*GOAL OF THE EXERCISE:*
Scan the records for the string "Read"; copy each line where it occurs.

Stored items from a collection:
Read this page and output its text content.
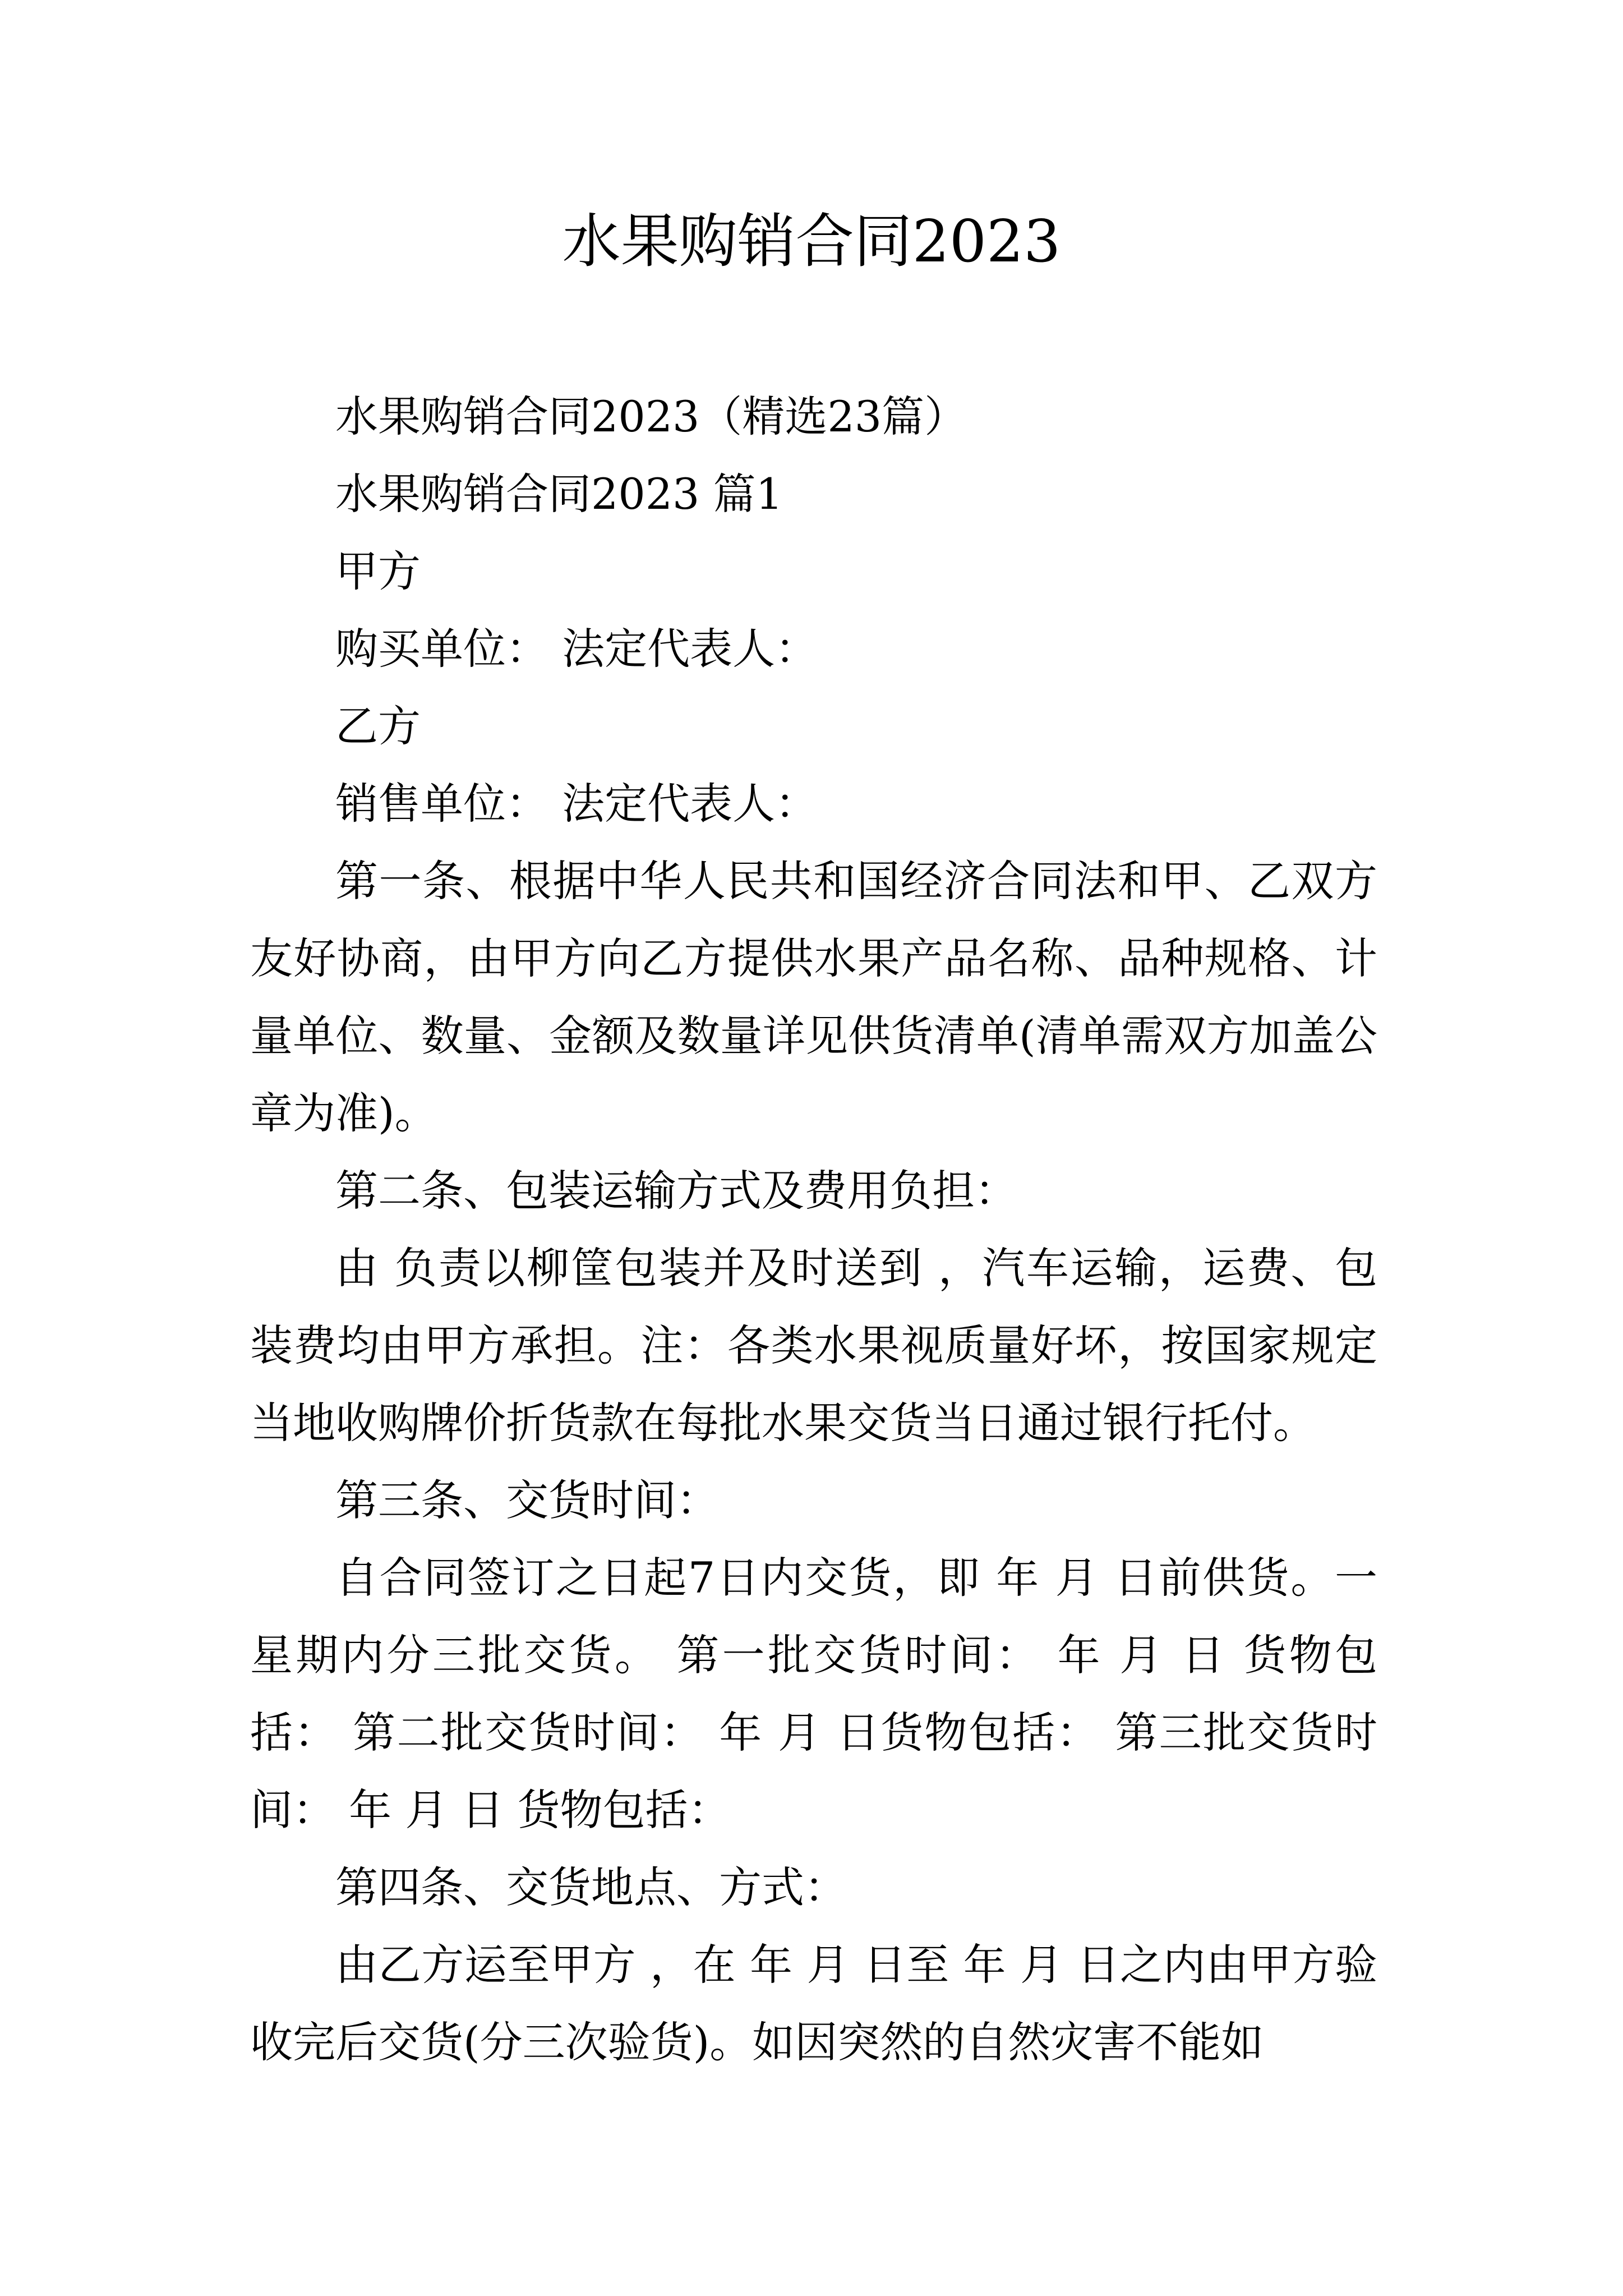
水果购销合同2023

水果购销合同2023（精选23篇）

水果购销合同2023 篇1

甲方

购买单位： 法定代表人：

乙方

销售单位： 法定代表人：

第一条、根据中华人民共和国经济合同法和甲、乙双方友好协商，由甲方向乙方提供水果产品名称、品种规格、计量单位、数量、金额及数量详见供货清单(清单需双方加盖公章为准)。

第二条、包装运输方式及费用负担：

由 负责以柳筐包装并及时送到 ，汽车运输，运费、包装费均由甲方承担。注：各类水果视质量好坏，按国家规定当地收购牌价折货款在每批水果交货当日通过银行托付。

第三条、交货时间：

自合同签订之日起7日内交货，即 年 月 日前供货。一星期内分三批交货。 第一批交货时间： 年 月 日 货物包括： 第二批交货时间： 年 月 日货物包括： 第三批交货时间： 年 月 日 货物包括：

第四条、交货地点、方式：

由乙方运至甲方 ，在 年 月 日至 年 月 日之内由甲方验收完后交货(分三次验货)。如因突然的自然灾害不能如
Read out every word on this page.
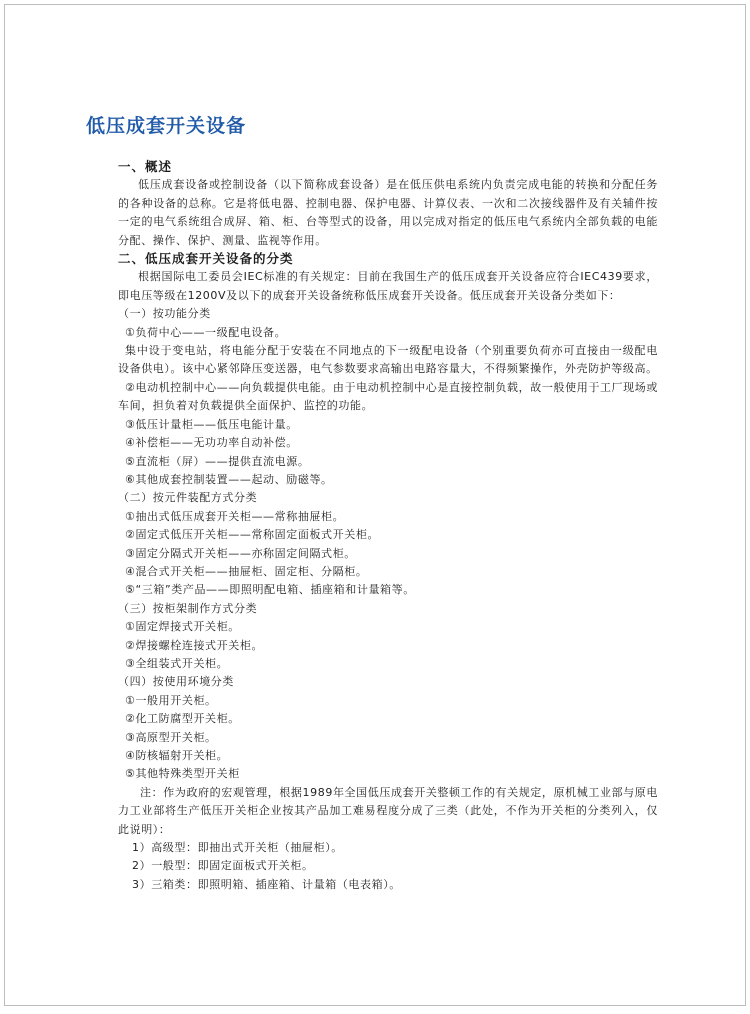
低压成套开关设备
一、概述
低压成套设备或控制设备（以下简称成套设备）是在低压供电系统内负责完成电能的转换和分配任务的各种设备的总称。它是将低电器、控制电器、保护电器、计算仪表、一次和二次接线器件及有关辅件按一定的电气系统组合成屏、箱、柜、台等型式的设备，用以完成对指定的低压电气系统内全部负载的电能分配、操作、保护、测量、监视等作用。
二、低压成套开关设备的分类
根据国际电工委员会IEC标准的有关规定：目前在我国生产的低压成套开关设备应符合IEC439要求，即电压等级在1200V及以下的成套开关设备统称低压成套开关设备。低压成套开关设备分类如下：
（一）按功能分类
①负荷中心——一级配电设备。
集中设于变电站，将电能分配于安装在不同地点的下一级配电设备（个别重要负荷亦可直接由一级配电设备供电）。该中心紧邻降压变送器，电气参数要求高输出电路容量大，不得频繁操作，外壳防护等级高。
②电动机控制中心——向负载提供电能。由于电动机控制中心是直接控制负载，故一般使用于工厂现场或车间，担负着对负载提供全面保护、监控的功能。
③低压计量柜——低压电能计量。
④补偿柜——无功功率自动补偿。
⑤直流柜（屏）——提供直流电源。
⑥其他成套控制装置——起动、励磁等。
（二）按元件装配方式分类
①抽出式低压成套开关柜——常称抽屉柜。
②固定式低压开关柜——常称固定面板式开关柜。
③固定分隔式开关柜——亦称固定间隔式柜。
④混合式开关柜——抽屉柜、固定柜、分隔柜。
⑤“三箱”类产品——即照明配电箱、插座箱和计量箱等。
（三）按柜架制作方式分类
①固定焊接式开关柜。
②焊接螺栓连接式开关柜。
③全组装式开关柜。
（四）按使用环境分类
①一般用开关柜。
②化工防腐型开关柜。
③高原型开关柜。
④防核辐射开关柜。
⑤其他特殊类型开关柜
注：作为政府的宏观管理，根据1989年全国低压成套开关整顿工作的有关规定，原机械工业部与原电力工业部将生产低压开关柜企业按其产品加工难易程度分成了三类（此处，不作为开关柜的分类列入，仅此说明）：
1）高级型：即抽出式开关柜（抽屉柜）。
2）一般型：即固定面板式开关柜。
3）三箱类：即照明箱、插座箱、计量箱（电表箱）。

*SOLUTION BELOW:*
Read this page and output its text content.
Read out every word on this page.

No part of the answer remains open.